_Objective:_ Each entry below is to be transcribed exactly.

>> Begin

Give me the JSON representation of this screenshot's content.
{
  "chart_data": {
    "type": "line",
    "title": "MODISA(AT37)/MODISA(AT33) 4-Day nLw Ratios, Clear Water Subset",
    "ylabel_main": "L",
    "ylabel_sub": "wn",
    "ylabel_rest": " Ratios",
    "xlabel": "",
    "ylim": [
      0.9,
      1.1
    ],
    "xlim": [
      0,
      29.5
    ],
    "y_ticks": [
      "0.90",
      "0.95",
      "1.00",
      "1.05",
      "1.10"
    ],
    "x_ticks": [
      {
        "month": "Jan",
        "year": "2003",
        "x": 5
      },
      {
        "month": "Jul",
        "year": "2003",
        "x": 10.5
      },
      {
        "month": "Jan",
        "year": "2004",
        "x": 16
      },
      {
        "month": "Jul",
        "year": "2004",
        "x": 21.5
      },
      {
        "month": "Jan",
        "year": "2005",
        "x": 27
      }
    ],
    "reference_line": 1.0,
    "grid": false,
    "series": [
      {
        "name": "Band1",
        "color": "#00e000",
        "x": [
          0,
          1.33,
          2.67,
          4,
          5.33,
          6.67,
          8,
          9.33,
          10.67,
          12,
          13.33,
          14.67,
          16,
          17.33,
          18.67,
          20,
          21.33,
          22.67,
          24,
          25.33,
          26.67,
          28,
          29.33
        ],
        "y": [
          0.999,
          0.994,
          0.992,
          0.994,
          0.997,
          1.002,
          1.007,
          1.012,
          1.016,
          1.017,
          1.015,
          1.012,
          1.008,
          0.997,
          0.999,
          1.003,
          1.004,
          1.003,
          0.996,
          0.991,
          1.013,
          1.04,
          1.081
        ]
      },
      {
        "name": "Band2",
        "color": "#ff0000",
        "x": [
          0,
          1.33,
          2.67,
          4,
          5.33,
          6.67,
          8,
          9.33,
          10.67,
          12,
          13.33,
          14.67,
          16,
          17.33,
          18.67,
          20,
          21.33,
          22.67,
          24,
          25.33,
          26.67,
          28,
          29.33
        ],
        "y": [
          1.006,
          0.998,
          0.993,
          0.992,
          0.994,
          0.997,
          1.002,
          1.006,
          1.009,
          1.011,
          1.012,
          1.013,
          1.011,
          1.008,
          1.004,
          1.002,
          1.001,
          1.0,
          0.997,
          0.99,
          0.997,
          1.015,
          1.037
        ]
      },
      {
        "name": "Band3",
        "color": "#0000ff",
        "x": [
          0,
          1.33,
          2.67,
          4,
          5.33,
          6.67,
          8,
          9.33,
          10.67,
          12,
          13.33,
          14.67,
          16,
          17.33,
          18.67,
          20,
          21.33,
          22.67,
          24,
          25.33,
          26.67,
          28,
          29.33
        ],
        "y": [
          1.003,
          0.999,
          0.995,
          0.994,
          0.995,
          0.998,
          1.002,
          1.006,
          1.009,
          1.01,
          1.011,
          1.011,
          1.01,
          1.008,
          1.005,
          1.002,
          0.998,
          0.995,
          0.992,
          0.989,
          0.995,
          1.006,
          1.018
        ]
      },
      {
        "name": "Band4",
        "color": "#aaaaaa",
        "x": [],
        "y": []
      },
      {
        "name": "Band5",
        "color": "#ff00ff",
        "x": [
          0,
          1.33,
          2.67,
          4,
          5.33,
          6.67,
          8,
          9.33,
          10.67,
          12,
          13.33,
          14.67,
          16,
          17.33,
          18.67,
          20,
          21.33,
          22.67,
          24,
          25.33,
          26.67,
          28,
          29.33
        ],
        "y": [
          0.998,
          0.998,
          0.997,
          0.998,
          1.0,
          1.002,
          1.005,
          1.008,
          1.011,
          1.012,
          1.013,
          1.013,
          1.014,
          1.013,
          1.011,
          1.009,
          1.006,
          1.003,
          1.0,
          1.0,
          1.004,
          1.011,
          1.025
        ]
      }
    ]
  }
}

>> End

_Worked answer:_
Give me the JSON representation of this screenshot's content.
{
  "chart_data": {
    "type": "line",
    "title": "MODISA(AT37)/MODISA(AT33) 4-Day nLw Ratios, Clear Water Subset",
    "ylabel_main": "L",
    "ylabel_sub": "wn",
    "ylabel_rest": " Ratios",
    "xlabel": "",
    "ylim": [
      0.9,
      1.1
    ],
    "xlim": [
      0,
      29.5
    ],
    "y_ticks": [
      "0.90",
      "0.95",
      "1.00",
      "1.05",
      "1.10"
    ],
    "x_ticks": [
      {
        "month": "Jan",
        "year": "2003",
        "x": 5
      },
      {
        "month": "Jul",
        "year": "2003",
        "x": 10.5
      },
      {
        "month": "Jan",
        "year": "2004",
        "x": 16
      },
      {
        "month": "Jul",
        "year": "2004",
        "x": 21.5
      },
      {
        "month": "Jan",
        "year": "2005",
        "x": 27
      }
    ],
    "reference_line": 1.0,
    "grid": false,
    "series": [
      {
        "name": "Band1",
        "color": "#00e000",
        "x": [
          0,
          1.33,
          2.67,
          4,
          5.33,
          6.67,
          8,
          9.33,
          10.67,
          12,
          13.33,
          14.67,
          16,
          17.33,
          18.67,
          20,
          21.33,
          22.67,
          24,
          25.33,
          26.67,
          28,
          29.33
        ],
        "y": [
          0.999,
          0.994,
          0.992,
          0.994,
          0.997,
          1.002,
          1.007,
          1.012,
          1.016,
          1.017,
          1.015,
          1.012,
          1.008,
          0.997,
          0.999,
          1.003,
          1.004,
          1.003,
          0.996,
          0.991,
          1.013,
          1.04,
          1.081
        ]
      },
      {
        "name": "Band2",
        "color": "#ff0000",
        "x": [
          0,
          1.33,
          2.67,
          4,
          5.33,
          6.67,
          8,
          9.33,
          10.67,
          12,
          13.33,
          14.67,
          16,
          17.33,
          18.67,
          20,
          21.33,
          22.67,
          24,
          25.33,
          26.67,
          28,
          29.33
        ],
        "y": [
          1.006,
          0.998,
          0.993,
          0.992,
          0.994,
          0.997,
          1.002,
          1.006,
          1.009,
          1.011,
          1.012,
          1.013,
          1.011,
          1.008,
          1.004,
          1.002,
          1.001,
          1.0,
          0.997,
          0.99,
          0.997,
          1.015,
          1.037
        ]
      },
      {
        "name": "Band3",
        "color": "#0000ff",
        "x": [
          0,
          1.33,
          2.67,
          4,
          5.33,
          6.67,
          8,
          9.33,
          10.67,
          12,
          13.33,
          14.67,
          16,
          17.33,
          18.67,
          20,
          21.33,
          22.67,
          24,
          25.33,
          26.67,
          28,
          29.33
        ],
        "y": [
          1.003,
          0.999,
          0.995,
          0.994,
          0.995,
          0.998,
          1.002,
          1.006,
          1.009,
          1.01,
          1.011,
          1.011,
          1.01,
          1.008,
          1.005,
          1.002,
          0.998,
          0.995,
          0.992,
          0.989,
          0.995,
          1.006,
          1.018
        ]
      },
      {
        "name": "Band4",
        "color": "#aaaaaa",
        "x": [],
        "y": []
      },
      {
        "name": "Band5",
        "color": "#ff00ff",
        "x": [
          0,
          1.33,
          2.67,
          4,
          5.33,
          6.67,
          8,
          9.33,
          10.67,
          12,
          13.33,
          14.67,
          16,
          17.33,
          18.67,
          20,
          21.33,
          22.67,
          24,
          25.33,
          26.67,
          28,
          29.33
        ],
        "y": [
          0.998,
          0.998,
          0.997,
          0.998,
          1.0,
          1.002,
          1.005,
          1.008,
          1.011,
          1.012,
          1.013,
          1.013,
          1.014,
          1.013,
          1.011,
          1.009,
          1.006,
          1.003,
          1.0,
          1.0,
          1.004,
          1.011,
          1.025
        ]
      }
    ]
  }
}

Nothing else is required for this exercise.